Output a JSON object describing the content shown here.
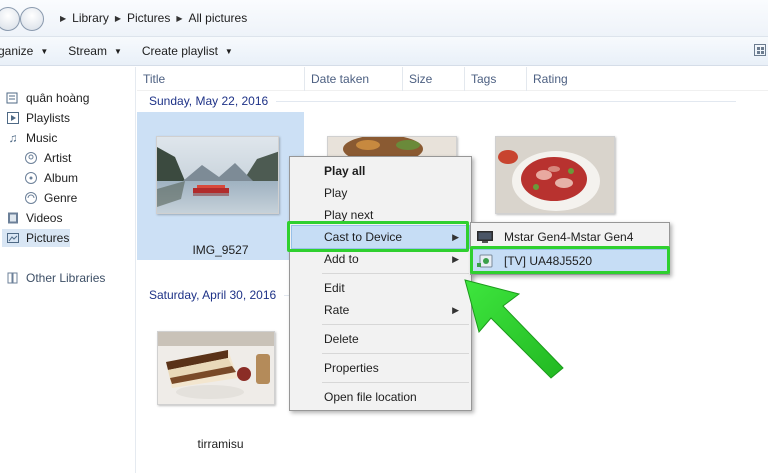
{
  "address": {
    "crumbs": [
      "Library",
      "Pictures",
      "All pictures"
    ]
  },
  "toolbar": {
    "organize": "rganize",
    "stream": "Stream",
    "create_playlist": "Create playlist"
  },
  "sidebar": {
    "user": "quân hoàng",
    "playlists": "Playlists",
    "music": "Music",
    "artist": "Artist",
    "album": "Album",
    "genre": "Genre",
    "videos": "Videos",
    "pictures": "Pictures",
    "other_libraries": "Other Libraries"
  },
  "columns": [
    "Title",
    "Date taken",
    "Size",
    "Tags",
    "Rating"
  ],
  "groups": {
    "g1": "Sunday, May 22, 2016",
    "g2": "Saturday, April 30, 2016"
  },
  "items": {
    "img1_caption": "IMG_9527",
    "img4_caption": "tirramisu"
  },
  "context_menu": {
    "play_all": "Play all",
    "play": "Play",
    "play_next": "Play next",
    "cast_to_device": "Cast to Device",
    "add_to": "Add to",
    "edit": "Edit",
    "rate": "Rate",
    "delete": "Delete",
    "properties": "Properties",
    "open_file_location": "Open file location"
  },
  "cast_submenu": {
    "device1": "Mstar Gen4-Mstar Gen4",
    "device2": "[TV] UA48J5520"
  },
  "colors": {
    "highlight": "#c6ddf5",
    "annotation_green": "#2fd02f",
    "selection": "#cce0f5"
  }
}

================

## Requirements
Make an exact copy of the records shown above, without the pictures.

## Correct answer
Output a JSON object describing the content shown here.
{
  "address": {
    "crumbs": [
      "Library",
      "Pictures",
      "All pictures"
    ]
  },
  "toolbar": {
    "organize": "rganize",
    "stream": "Stream",
    "create_playlist": "Create playlist"
  },
  "sidebar": {
    "user": "quân hoàng",
    "playlists": "Playlists",
    "music": "Music",
    "artist": "Artist",
    "album": "Album",
    "genre": "Genre",
    "videos": "Videos",
    "pictures": "Pictures",
    "other_libraries": "Other Libraries"
  },
  "columns": [
    "Title",
    "Date taken",
    "Size",
    "Tags",
    "Rating"
  ],
  "groups": {
    "g1": "Sunday, May 22, 2016",
    "g2": "Saturday, April 30, 2016"
  },
  "items": {
    "img1_caption": "IMG_9527",
    "img4_caption": "tirramisu"
  },
  "context_menu": {
    "play_all": "Play all",
    "play": "Play",
    "play_next": "Play next",
    "cast_to_device": "Cast to Device",
    "add_to": "Add to",
    "edit": "Edit",
    "rate": "Rate",
    "delete": "Delete",
    "properties": "Properties",
    "open_file_location": "Open file location"
  },
  "cast_submenu": {
    "device1": "Mstar Gen4-Mstar Gen4",
    "device2": "[TV] UA48J5520"
  },
  "colors": {
    "highlight": "#c6ddf5",
    "annotation_green": "#2fd02f",
    "selection": "#cce0f5"
  }
}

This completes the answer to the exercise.